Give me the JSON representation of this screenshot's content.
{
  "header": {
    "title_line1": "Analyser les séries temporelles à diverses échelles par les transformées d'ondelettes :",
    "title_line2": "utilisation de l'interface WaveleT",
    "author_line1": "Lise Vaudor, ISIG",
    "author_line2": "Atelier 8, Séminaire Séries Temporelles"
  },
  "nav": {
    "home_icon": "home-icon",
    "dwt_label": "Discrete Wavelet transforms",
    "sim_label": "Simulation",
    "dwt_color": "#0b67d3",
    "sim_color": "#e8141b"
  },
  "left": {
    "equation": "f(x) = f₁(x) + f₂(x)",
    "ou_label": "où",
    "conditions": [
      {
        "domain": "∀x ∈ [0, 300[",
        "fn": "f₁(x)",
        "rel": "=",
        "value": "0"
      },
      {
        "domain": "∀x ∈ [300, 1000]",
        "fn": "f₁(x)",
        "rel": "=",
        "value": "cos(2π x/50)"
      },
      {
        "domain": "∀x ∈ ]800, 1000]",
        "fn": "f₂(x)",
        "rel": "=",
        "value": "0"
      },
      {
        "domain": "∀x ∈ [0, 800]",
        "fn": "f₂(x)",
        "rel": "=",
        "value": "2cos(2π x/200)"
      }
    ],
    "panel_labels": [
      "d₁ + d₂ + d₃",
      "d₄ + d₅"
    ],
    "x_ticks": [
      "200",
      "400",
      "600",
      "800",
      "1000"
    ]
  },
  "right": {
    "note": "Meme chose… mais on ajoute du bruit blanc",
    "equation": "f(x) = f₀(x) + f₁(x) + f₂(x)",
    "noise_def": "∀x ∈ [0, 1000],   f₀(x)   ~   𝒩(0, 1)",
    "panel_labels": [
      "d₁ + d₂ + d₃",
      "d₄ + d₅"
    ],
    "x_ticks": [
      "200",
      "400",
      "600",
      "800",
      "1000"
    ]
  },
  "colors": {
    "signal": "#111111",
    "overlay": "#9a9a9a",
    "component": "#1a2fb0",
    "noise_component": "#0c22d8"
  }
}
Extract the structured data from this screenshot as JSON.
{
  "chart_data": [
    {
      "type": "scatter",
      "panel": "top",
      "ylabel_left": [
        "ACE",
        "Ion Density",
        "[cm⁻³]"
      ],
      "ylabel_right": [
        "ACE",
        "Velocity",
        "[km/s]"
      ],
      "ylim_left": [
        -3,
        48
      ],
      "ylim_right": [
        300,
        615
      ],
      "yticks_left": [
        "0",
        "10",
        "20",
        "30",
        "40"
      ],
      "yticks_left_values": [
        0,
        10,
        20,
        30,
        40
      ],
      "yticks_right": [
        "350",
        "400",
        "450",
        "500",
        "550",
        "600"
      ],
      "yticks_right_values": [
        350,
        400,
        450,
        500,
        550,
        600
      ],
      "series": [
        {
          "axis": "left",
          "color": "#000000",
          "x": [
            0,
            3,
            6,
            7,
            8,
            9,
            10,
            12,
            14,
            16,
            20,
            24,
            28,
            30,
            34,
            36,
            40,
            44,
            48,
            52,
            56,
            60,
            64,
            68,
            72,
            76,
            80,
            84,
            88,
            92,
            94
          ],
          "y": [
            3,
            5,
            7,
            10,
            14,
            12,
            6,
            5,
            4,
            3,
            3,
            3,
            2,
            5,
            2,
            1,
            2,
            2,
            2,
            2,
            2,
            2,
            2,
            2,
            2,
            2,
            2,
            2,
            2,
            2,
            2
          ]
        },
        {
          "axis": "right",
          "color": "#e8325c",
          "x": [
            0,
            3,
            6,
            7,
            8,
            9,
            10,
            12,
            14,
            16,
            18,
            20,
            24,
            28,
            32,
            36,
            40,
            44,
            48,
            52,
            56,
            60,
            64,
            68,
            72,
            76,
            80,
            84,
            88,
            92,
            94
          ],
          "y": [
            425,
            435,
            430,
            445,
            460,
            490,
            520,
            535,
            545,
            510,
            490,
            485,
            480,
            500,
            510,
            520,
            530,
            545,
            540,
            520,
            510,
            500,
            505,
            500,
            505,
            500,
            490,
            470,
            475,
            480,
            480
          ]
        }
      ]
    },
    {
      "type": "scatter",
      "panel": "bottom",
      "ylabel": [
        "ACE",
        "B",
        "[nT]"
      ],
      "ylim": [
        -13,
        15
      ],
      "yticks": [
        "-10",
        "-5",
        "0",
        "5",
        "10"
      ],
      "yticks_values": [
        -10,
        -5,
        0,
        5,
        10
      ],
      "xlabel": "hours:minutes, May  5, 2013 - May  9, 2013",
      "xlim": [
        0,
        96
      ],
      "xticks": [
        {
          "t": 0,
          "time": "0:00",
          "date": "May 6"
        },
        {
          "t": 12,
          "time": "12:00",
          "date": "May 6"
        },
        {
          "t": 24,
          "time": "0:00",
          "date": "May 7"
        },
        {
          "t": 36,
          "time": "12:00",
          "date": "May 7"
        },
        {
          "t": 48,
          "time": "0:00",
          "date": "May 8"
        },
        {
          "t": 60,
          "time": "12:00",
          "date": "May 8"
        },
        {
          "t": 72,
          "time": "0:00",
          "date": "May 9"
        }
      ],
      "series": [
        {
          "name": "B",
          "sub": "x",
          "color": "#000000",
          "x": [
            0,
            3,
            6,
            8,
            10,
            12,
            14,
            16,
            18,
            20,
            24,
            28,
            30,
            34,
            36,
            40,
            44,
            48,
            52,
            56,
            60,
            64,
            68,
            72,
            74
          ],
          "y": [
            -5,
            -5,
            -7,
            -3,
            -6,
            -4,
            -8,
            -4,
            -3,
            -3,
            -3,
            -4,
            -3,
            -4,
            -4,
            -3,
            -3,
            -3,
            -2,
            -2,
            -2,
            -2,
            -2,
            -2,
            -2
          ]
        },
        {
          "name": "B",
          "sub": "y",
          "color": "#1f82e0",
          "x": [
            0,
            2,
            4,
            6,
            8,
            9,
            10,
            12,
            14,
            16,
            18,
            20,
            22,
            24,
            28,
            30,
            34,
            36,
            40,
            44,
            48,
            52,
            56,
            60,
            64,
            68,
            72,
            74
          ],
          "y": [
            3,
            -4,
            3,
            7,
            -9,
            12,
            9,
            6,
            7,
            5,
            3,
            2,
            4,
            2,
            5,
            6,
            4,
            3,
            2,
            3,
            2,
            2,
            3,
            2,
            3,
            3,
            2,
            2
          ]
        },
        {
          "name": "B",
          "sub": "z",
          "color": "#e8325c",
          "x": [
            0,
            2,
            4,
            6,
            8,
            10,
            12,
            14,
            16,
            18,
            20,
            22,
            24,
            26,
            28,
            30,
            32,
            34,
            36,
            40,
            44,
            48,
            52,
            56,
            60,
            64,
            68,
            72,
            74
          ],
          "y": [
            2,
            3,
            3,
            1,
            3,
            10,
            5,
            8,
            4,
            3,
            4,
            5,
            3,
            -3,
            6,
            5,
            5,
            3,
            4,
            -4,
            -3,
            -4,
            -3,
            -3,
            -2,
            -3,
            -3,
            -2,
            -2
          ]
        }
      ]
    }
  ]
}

• _Your task_
Pick out each line containing the string "equation" and copy it.

• _Answer to this problem_
    "equation": "f(x) = f₁(x) + f₂(x)",
    "equation": "f(x) = f₀(x) + f₁(x) + f₂(x)",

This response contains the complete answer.